(Data entries for graphics)

##########

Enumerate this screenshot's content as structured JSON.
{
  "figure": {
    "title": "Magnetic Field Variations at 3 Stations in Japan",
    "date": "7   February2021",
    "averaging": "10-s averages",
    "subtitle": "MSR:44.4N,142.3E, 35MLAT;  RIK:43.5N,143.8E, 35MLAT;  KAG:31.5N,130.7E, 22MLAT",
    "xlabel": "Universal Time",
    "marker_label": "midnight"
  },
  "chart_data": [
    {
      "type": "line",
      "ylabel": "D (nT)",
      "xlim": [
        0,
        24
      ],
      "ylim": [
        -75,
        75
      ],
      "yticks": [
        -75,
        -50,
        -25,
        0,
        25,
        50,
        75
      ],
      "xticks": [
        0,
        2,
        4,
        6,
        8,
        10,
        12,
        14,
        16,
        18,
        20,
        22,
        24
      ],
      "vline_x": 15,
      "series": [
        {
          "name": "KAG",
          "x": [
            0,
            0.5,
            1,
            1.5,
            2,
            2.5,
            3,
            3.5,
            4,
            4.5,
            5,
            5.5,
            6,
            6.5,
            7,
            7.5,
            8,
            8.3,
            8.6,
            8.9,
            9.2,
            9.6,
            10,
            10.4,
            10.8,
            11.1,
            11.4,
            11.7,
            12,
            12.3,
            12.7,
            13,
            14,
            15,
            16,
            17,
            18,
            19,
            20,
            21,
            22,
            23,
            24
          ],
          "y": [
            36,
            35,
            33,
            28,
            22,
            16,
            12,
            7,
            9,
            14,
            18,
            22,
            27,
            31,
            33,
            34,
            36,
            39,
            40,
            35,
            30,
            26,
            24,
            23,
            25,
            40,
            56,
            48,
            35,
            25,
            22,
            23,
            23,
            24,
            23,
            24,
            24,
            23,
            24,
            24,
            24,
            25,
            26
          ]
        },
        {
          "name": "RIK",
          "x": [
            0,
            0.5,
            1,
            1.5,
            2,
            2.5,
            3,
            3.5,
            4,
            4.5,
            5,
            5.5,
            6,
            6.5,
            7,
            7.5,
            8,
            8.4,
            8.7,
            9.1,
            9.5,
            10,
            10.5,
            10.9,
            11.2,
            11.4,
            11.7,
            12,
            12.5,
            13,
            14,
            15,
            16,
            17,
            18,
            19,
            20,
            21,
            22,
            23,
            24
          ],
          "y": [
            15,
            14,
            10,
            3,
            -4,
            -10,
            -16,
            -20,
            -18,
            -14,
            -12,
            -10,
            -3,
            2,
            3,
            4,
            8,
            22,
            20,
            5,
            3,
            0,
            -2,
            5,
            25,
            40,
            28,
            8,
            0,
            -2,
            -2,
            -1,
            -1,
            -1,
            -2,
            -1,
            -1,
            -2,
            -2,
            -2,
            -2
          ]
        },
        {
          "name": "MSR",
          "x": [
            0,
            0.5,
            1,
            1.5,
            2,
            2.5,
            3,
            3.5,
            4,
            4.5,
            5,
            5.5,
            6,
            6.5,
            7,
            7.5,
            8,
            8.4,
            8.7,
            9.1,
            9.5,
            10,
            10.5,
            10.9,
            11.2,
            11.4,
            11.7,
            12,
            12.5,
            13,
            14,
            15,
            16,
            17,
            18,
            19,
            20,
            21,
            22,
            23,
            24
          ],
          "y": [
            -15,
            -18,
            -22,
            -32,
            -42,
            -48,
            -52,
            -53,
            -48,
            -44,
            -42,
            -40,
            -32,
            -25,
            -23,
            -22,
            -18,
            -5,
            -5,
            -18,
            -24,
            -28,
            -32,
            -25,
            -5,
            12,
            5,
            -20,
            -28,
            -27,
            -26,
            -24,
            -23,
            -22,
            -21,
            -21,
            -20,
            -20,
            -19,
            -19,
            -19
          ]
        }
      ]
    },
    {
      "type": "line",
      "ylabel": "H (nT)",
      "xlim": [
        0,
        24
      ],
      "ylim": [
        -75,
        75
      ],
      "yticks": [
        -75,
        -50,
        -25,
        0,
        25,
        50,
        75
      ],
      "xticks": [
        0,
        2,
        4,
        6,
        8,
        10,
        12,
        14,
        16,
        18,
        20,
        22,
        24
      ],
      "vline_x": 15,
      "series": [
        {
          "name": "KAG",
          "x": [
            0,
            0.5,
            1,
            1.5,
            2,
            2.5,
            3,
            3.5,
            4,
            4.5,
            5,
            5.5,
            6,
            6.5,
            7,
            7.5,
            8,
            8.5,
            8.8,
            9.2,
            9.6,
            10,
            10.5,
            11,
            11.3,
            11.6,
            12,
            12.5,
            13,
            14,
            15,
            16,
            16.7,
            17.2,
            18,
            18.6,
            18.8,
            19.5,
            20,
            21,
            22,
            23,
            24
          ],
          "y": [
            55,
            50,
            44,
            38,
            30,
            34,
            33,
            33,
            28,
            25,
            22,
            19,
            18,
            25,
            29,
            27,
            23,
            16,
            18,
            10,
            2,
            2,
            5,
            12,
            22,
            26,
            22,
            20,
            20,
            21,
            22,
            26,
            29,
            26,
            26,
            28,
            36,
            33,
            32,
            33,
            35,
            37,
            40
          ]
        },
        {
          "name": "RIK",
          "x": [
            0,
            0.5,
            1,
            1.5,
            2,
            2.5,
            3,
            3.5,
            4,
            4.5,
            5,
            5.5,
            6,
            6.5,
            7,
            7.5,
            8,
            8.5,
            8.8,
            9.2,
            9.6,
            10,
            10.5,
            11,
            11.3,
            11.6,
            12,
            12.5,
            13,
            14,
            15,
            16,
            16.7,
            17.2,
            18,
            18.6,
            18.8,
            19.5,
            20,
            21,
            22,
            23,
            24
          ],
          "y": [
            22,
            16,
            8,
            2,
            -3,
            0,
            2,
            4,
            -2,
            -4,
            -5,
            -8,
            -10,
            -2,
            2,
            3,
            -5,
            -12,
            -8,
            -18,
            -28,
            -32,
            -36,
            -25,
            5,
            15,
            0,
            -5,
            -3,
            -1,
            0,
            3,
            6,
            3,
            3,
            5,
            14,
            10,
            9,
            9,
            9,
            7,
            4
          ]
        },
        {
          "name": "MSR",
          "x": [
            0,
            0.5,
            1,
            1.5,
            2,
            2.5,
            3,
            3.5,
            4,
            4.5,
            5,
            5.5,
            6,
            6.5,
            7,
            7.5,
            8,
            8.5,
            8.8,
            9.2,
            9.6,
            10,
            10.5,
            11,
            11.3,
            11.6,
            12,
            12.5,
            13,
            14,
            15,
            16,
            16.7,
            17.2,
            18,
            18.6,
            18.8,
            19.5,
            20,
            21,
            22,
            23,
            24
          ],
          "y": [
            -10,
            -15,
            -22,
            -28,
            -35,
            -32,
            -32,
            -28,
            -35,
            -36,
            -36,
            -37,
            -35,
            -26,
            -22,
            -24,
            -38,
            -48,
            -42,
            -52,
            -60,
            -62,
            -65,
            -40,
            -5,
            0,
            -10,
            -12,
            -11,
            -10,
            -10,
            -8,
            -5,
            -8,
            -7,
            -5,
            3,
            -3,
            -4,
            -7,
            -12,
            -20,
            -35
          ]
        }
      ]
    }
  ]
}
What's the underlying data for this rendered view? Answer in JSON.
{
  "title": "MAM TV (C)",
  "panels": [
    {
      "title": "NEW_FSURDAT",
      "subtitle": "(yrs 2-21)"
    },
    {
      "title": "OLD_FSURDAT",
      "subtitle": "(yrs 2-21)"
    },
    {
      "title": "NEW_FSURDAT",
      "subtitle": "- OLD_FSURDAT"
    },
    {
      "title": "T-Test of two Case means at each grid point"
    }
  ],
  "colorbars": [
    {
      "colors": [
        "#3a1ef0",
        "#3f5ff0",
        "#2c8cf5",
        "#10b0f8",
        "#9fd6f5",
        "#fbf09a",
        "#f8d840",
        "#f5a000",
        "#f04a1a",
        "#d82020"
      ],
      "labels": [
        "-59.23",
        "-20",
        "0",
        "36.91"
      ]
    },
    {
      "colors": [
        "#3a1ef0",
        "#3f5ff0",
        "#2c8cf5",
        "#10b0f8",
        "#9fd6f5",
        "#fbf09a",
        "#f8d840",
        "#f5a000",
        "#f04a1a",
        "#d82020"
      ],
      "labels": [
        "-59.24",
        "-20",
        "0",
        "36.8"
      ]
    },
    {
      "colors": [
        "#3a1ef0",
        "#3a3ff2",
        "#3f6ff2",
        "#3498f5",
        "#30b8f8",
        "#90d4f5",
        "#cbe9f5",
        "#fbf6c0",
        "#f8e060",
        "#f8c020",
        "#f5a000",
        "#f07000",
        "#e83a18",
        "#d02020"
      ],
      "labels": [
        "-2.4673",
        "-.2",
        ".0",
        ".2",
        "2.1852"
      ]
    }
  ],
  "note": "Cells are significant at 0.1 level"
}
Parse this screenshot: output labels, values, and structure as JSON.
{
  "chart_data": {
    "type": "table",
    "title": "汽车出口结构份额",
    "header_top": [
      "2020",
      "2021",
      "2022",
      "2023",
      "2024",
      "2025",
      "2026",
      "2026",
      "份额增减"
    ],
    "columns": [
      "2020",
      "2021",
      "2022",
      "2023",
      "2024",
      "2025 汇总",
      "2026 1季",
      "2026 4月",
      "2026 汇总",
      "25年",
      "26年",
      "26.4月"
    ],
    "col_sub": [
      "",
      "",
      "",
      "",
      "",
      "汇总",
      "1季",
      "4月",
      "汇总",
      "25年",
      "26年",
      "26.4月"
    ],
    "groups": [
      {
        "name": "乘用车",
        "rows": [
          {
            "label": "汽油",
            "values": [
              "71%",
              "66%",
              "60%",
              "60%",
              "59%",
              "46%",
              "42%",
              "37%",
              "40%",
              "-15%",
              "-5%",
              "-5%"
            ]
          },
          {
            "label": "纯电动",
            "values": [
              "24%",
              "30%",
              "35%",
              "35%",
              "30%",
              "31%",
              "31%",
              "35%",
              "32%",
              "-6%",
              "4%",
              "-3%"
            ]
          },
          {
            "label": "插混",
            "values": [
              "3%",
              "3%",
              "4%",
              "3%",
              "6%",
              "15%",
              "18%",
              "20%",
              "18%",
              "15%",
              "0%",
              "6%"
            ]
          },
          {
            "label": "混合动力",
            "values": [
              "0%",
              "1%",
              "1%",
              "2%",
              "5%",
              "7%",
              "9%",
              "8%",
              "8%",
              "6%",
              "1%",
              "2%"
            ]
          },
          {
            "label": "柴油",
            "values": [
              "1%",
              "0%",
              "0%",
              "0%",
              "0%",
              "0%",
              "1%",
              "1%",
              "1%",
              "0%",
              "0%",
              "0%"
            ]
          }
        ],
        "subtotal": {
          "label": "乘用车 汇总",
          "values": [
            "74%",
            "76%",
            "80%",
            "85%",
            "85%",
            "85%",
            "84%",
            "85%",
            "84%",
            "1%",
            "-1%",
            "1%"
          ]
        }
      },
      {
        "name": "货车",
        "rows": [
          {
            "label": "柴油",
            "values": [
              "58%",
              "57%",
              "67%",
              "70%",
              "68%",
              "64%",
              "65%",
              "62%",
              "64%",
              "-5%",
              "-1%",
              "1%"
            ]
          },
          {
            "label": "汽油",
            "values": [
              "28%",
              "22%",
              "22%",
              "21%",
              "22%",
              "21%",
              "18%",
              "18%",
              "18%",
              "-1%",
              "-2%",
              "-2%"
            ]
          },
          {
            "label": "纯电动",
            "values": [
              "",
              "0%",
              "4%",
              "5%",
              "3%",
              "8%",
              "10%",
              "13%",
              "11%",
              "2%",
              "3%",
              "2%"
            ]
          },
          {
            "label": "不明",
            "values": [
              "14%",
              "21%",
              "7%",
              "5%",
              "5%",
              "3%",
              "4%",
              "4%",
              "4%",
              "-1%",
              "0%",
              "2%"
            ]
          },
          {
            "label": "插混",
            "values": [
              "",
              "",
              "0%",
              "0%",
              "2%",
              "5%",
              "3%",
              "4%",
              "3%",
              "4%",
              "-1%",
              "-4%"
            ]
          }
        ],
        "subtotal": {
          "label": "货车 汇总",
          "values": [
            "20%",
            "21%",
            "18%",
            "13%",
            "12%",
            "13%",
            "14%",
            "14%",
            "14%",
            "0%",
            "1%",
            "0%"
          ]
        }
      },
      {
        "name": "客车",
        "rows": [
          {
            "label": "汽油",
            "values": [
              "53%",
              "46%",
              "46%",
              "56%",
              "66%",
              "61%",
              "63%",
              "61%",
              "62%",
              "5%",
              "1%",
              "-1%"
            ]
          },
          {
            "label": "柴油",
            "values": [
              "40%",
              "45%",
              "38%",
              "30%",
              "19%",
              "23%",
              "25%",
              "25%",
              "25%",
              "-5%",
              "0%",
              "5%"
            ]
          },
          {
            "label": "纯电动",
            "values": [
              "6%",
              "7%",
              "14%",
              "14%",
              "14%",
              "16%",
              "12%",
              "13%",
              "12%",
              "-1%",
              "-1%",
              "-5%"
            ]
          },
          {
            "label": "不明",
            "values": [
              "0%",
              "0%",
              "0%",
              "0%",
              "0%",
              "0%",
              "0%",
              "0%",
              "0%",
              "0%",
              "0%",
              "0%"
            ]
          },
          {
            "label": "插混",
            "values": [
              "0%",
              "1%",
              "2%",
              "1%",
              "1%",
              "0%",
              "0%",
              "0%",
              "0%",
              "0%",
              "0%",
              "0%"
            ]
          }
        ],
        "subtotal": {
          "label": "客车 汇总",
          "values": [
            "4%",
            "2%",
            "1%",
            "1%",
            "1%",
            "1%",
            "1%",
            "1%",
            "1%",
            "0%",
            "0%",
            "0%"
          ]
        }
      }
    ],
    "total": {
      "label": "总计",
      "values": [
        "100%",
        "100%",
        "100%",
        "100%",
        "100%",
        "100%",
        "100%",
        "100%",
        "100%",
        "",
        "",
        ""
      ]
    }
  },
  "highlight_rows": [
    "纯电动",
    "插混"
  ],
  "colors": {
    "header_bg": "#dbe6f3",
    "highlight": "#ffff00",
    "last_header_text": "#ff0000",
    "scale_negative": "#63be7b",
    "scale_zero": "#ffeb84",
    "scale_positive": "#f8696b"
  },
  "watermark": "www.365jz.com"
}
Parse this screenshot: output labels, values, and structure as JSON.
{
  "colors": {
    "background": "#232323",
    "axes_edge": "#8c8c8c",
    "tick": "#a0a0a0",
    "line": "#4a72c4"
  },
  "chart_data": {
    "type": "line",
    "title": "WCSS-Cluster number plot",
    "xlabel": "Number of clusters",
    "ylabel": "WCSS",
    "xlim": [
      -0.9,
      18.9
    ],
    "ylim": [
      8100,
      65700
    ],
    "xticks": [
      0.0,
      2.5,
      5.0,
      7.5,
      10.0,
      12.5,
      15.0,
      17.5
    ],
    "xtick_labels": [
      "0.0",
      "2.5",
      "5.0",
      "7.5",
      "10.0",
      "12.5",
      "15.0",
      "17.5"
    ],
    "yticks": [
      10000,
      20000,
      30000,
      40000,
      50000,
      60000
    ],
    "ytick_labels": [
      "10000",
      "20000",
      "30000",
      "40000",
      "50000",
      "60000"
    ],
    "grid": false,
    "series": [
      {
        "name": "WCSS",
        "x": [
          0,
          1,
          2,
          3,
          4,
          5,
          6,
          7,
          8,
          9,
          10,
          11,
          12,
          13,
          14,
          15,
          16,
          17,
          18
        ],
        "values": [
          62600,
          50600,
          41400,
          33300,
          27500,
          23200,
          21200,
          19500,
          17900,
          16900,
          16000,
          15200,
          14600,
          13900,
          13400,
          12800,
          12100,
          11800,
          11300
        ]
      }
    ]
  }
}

##########

Task details:
Check each line of the entries for the string "name". Copy the lines that have it.

Answer to this exercise:
          "name": "KAG",
          "name": "RIK",
          "name": "MSR",
          "name": "KAG",
          "name": "RIK",
          "name": "MSR",
        "name": "乘用车",
        "name": "货车",
        "name": "客车",
        "name": "WCSS",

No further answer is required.